§ Written request: Copy exactly, leaving out every image, the lines from the one with "Serialize everything readable" through the one with "Parse this chart", inclusive.

§ Information supplied:
○ ○ ○ ○
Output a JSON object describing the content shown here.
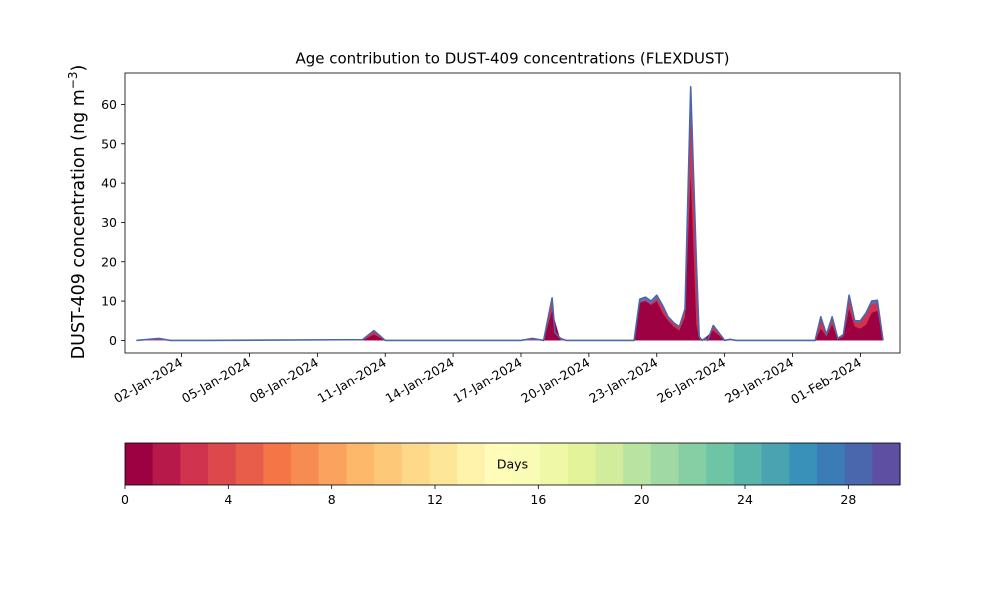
○ ○ ○ ○
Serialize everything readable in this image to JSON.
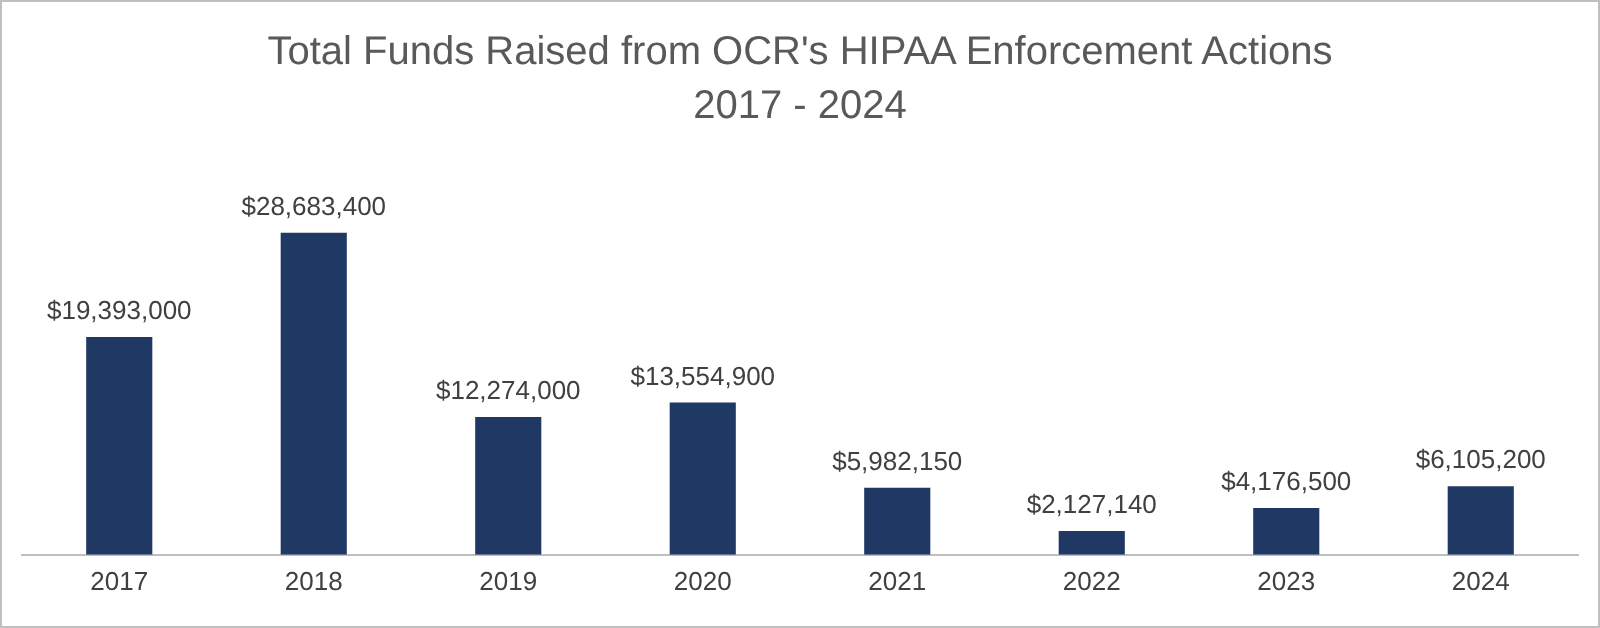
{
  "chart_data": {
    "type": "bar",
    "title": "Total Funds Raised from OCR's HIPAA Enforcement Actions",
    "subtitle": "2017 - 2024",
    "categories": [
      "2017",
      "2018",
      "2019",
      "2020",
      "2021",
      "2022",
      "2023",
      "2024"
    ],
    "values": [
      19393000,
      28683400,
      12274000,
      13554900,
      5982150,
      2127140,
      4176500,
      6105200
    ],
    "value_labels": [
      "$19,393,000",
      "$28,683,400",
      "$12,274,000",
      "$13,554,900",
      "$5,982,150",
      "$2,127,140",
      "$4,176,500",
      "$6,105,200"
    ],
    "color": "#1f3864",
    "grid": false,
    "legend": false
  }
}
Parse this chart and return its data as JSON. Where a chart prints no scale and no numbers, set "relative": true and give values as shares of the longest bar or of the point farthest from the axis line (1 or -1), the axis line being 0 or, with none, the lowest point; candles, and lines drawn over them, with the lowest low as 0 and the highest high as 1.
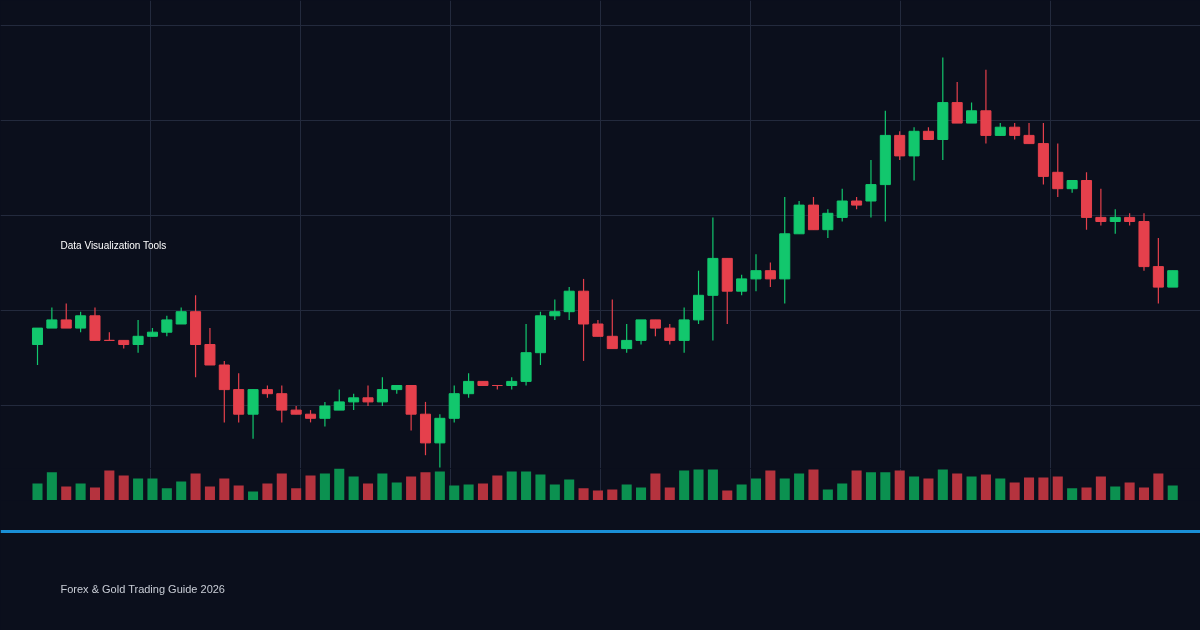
○ ○ ○ ○
§ The result:
Serialize everything readable in this image to JSON.
{
  "chart_data": {
    "type": "bar",
    "title": "Total Funds Raised from OCR's HIPAA Enforcement Actions",
    "subtitle": "2017 - 2024",
    "categories": [
      "2017",
      "2018",
      "2019",
      "2020",
      "2021",
      "2022",
      "2023",
      "2024"
    ],
    "values": [
      19393000,
      28683400,
      12274000,
      13554900,
      5982150,
      2127140,
      4176500,
      6105200
    ],
    "value_labels": [
      "$19,393,000",
      "$28,683,400",
      "$12,274,000",
      "$13,554,900",
      "$5,982,150",
      "$2,127,140",
      "$4,176,500",
      "$6,105,200"
    ],
    "color": "#1f3864",
    "grid": false,
    "legend": false
  }
}
Parse this chart and return its data as JSON. Where a chart prints no scale and no numbers, set "relative": true and give values as shares of the longest bar or of the point farthest from the axis line (1 or -1), the axis line being 0 or, with none, the lowest point; candles, and lines drawn over them, with the lowest low as 0 and the highest high as 1.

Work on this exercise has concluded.